## [SOURCE TEXT]
▬▬▬
Types of Spacecraft
A spacecraft is any piloted or unpiloted vehicle designed for travel in space. The systems and instruments a spacecraft must carry depends upon the data it will gather and the functions it will carry out. Their complexity varies greatly but all must endure the hostile environment of space. Spacecraft may be broadly categorized according to the missions they are intended to fly.
Manned spacecraft: A piloted spacecraft designed to carry astronauts into space. Unlike an unmanned probe, it requires a crew compartment and life support systems. Manned spacecraft are either reusable, such as the Space Shuttle, or designed for one time use, such as Soyuz. The latter type is generally modular, such as consisting of a reentry module which houses the crew and a service module which contains propulsion, power supply and life support. Only the reentry module returns to Earth.
Flyby spacecraft: A spacecraft which follows a continuous trajectory past a target object, never to be captured into an orbit. It must carry instruments that are capable of observing passing targets by compensating for the target's apparent motion. The spacecraft must be able to survive long periods of interplanetary cruise and must be able to downlink data at high rates. Examples of flyby spacecraft include Pioneers 10 and 11, and Voyagers 1 and 2.
Orbiter spacecraft: A spacecraft designed to travel to a distant planet or moon and enter orbit. It must carry a substantial propulsive capability to decelerate it at the right moment to achieve orbit insertion. An orbiter spacecraft must endure periods during which it is shaded from sunlight, thus it must be resistant to extreme thermal variation and will require power storage capacity if equipped with solar panels. Examples of orbiter spacecraft include Magellan, Galileo and Mars Global Surveyor.
Atmospheric probe: A small instrumented craft which separates from the main spacecraft prior to closest approach to a planet to study the gaseous atmosphere of the body as it drops through it. It is equipped with an aeroshell to protect it during atmospheric entry and a parachute to slow its decent. Data is typically telemetered to the mother craft where it is recorded for later transmission to Earth.
Atmospheric balloon package: An instrumented package suspended from a buoyant gas bag, deployed in a planet's atmosphere to study wind circulation patterns. It has a limited complement of spacecraft systems aboard. The minimum requirements include a power supply and telecommunications equipment to permit tracking.
▬▬▬
## [STATED GOAL 1]
Answer these from the text on spacecraft types, one answer per line, each marked with its letter:
(a) On a one-time-use manned spacecraft, which module returns to Earth?
(b) Which spacecraft does the text name as examples of flyby spacecraft?
(c) What does an atmospheric probe carry to slow its descent?
## [STATED GOAL 2]
Render the records as a numbered list covering everything from the start of the records down to the line containing "svg-text:1180: 1180 — [505, 324, 511, 336]", both ends included. Leave out blank lines.

## [WORKING DATA]
▬▬▬
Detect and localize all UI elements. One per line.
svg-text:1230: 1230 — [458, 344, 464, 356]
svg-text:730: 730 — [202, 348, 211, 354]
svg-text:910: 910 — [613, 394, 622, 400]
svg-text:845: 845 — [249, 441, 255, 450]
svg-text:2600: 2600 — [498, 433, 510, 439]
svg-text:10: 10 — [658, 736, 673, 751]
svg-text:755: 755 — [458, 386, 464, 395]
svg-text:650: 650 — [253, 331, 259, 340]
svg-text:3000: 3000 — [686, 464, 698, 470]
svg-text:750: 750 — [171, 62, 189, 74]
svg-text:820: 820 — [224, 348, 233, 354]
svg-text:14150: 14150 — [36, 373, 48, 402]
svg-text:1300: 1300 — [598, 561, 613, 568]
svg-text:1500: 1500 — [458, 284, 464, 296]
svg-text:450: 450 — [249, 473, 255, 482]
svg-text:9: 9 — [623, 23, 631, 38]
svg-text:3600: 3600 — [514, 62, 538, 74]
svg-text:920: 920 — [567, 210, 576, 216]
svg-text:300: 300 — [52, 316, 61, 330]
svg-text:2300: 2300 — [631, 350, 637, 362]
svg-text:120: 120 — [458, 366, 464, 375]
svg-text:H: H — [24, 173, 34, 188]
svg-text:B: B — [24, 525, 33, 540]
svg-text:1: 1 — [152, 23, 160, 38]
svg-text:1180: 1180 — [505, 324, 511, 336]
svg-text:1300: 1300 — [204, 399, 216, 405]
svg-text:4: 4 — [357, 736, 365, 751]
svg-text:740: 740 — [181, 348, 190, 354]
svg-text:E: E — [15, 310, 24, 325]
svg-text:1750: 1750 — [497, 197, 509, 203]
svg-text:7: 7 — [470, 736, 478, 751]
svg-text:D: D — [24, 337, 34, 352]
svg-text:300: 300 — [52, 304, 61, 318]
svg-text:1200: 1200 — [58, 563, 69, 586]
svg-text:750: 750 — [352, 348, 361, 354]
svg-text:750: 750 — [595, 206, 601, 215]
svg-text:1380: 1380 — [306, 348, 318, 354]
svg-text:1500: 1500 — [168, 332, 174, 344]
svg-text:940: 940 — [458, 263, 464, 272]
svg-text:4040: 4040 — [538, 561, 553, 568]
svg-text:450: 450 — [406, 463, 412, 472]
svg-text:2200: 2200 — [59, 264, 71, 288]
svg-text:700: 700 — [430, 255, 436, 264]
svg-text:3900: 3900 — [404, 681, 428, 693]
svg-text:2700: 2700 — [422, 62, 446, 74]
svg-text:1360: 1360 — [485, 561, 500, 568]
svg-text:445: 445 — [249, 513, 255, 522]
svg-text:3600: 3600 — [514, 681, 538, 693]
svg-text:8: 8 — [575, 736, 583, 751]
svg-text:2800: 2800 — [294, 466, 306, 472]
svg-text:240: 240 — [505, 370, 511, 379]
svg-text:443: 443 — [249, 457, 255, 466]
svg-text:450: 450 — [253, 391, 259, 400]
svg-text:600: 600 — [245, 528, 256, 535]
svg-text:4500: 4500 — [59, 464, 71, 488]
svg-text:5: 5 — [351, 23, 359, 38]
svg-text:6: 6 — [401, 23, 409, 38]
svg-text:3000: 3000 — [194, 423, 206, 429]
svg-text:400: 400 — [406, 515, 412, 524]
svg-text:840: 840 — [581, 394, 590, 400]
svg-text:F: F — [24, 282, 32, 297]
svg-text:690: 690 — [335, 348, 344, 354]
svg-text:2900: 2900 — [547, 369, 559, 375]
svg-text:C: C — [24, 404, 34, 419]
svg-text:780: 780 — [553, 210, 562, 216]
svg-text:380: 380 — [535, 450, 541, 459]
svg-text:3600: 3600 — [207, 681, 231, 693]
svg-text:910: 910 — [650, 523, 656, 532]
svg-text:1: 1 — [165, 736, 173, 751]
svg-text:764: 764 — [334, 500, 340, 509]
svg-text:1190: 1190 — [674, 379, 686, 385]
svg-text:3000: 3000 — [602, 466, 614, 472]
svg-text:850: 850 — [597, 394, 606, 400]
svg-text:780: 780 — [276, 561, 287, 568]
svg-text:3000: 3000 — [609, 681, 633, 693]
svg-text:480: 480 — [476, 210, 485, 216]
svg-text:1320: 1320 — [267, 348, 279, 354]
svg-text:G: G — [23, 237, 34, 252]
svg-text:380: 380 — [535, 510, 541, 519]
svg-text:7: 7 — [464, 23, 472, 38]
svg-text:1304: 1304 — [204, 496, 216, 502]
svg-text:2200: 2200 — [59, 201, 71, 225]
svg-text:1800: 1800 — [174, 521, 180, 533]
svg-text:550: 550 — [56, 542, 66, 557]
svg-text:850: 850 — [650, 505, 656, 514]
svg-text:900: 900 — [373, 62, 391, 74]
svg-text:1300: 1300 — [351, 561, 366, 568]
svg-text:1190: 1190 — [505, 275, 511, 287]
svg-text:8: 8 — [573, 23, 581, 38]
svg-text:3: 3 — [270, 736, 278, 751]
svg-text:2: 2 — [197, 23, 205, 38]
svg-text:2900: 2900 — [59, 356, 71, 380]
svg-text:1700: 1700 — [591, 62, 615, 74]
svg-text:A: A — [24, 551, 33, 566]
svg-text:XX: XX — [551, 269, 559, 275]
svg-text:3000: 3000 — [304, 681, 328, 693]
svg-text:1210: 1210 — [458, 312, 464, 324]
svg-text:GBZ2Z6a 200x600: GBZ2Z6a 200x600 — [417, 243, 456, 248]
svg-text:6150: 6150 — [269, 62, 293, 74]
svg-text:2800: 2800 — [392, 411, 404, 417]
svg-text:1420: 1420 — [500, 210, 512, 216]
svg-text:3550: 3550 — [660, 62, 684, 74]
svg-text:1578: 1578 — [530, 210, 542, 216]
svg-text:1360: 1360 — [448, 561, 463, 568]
▬▬▬
## [WRITTEN SOLUTION 1]
(a) Only the reentry module.
(b) Pioneers 10 and 11, and Voyagers 1 and 2.
(c) A parachute.

## [WRITTEN SOLUTION 2]
1. Detect and localize all UI elements. One per line.
2. svg-text:1230: 1230 — [458, 344, 464, 356]
3. svg-text:730: 730 — [202, 348, 211, 354]
4. svg-text:910: 910 — [613, 394, 622, 400]
5. svg-text:845: 845 — [249, 441, 255, 450]
6. svg-text:2600: 2600 — [498, 433, 510, 439]
7. svg-text:10: 10 — [658, 736, 673, 751]
8. svg-text:755: 755 — [458, 386, 464, 395]
9. svg-text:650: 650 — [253, 331, 259, 340]
10. svg-text:3000: 3000 — [686, 464, 698, 470]
11. svg-text:750: 750 — [171, 62, 189, 74]
12. svg-text:820: 820 — [224, 348, 233, 354]
13. svg-text:14150: 14150 — [36, 373, 48, 402]
14. svg-text:1300: 1300 — [598, 561, 613, 568]
15. svg-text:1500: 1500 — [458, 284, 464, 296]
16. svg-text:450: 450 — [249, 473, 255, 482]
17. svg-text:9: 9 — [623, 23, 631, 38]
18. svg-text:3600: 3600 — [514, 62, 538, 74]
19. svg-text:920: 920 — [567, 210, 576, 216]
20. svg-text:300: 300 — [52, 316, 61, 330]
21. svg-text:2300: 2300 — [631, 350, 637, 362]
22. svg-text:120: 120 — [458, 366, 464, 375]
23. svg-text:H: H — [24, 173, 34, 188]
24. svg-text:B: B — [24, 525, 33, 540]
25. svg-text:1: 1 — [152, 23, 160, 38]
26. svg-text:1180: 1180 — [505, 324, 511, 336]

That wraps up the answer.